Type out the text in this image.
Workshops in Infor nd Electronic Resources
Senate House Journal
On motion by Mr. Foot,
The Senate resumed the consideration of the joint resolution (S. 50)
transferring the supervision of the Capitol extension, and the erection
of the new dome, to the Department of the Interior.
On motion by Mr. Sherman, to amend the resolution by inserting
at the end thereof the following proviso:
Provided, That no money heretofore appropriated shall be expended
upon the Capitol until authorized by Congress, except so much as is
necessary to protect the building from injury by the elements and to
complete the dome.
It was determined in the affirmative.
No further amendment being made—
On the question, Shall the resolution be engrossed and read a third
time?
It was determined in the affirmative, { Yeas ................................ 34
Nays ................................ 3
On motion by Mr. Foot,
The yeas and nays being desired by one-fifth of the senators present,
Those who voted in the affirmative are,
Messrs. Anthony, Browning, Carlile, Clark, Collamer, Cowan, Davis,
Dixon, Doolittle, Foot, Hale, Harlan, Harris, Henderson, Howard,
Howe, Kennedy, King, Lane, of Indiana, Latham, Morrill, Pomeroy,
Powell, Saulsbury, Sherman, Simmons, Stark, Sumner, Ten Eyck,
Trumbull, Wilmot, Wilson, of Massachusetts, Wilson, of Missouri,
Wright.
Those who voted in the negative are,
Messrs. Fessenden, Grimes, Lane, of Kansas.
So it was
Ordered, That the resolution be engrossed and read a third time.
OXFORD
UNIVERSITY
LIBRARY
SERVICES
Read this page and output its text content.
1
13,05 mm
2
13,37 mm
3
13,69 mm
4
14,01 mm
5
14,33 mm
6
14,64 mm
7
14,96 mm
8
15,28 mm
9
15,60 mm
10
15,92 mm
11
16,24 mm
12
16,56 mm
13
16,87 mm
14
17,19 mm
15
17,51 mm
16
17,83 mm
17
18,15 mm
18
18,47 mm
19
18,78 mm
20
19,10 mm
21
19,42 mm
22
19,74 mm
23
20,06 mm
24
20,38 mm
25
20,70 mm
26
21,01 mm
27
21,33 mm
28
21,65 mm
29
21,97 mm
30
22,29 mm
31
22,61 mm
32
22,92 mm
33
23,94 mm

YOUR INSTRUCTIONS |
Type the material above out again, exactly.

THE COMPLETED TASK |
Type out the text in this image.
Workshops in Infor nd Electronic Resources
Senate House Journal
On motion by Mr. Foot,
The Senate resumed the consideration of the joint resolution (S. 50)
transferring the supervision of the Capitol extension, and the erection
of the new dome, to the Department of the Interior.
On motion by Mr. Sherman, to amend the resolution by inserting
at the end thereof the following proviso:
Provided, That no money heretofore appropriated shall be expended
upon the Capitol until authorized by Congress, except so much as is
necessary to protect the building from injury by the elements and to
complete the dome.
It was determined in the affirmative.
No further amendment being made—
On the question, Shall the resolution be engrossed and read a third
time?
It was determined in the affirmative, { Yeas ................................ 34
Nays ................................ 3
On motion by Mr. Foot,
The yeas and nays being desired by one-fifth of the senators present,
Those who voted in the affirmative are,
Messrs. Anthony, Browning, Carlile, Clark, Collamer, Cowan, Davis,
Dixon, Doolittle, Foot, Hale, Harlan, Harris, Henderson, Howard,
Howe, Kennedy, King, Lane, of Indiana, Latham, Morrill, Pomeroy,
Powell, Saulsbury, Sherman, Simmons, Stark, Sumner, Ten Eyck,
Trumbull, Wilmot, Wilson, of Massachusetts, Wilson, of Missouri,
Wright.
Those who voted in the negative are,
Messrs. Fessenden, Grimes, Lane, of Kansas.
So it was
Ordered, That the resolution be engrossed and read a third time.
OXFORD
UNIVERSITY
LIBRARY
SERVICES
Read this page and output its text content.
1
13,05 mm
2
13,37 mm
3
13,69 mm
4
14,01 mm
5
14,33 mm
6
14,64 mm
7
14,96 mm
8
15,28 mm
9
15,60 mm
10
15,92 mm
11
16,24 mm
12
16,56 mm
13
16,87 mm
14
17,19 mm
15
17,51 mm
16
17,83 mm
17
18,15 mm
18
18,47 mm
19
18,78 mm
20
19,10 mm
21
19,42 mm
22
19,74 mm
23
20,06 mm
24
20,38 mm
25
20,70 mm
26
21,01 mm
27
21,33 mm
28
21,65 mm
29
21,97 mm
30
22,29 mm
31
22,61 mm
32
22,92 mm
33
23,94 mm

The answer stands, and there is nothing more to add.